Written instruction =>
Transcribe the listing below word for word.

Dataset rows =>
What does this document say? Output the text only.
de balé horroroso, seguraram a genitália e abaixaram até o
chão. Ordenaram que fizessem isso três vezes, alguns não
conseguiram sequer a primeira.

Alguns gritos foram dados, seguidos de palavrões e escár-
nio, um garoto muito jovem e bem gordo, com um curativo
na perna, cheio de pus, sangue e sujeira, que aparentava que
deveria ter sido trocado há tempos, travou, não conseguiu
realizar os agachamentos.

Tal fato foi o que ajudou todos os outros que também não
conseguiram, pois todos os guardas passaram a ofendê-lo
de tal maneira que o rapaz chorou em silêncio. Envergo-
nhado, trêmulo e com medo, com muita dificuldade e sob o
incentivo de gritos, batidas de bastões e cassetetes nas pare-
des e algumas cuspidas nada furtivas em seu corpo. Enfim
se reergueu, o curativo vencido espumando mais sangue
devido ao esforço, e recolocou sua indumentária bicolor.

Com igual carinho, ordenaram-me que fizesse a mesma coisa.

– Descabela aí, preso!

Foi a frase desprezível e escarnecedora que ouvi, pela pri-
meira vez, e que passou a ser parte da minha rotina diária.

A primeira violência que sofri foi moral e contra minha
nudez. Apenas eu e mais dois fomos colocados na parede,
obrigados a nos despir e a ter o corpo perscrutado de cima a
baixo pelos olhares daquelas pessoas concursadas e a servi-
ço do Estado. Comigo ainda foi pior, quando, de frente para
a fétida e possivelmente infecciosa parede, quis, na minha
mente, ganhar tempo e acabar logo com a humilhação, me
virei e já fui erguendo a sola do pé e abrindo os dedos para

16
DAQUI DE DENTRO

Answer to the problem =>
What does this document say? Output the text only.
de balé horroroso, seguraram a genitália e abaixaram até o
chão. Ordenaram que fizessem isso três vezes, alguns não
conseguiram sequer a primeira.

Alguns gritos foram dados, seguidos de palavrões e escár-
nio, um garoto muito jovem e bem gordo, com um curativo
na perna, cheio de pus, sangue e sujeira, que aparentava que
deveria ter sido trocado há tempos, travou, não conseguiu
realizar os agachamentos.

Tal fato foi o que ajudou todos os outros que também não
conseguiram, pois todos os guardas passaram a ofendê-lo
de tal maneira que o rapaz chorou em silêncio. Envergo-
nhado, trêmulo e com medo, com muita dificuldade e sob o
incentivo de gritos, batidas de bastões e cassetetes nas pare-
des e algumas cuspidas nada furtivas em seu corpo. Enfim
se reergueu, o curativo vencido espumando mais sangue
devido ao esforço, e recolocou sua indumentária bicolor.

Com igual carinho, ordenaram-me que fizesse a mesma coisa.

– Descabela aí, preso!

Foi a frase desprezível e escarnecedora que ouvi, pela pri-
meira vez, e que passou a ser parte da minha rotina diária.

A primeira violência que sofri foi moral e contra minha
nudez. Apenas eu e mais dois fomos colocados na parede,
obrigados a nos despir e a ter o corpo perscrutado de cima a
baixo pelos olhares daquelas pessoas concursadas e a servi-
ço do Estado. Comigo ainda foi pior, quando, de frente para
a fétida e possivelmente infecciosa parede, quis, na minha
mente, ganhar tempo e acabar logo com a humilhação, me
virei e já fui erguendo a sola do pé e abrindo os dedos para

16
DAQUI DE DENTRO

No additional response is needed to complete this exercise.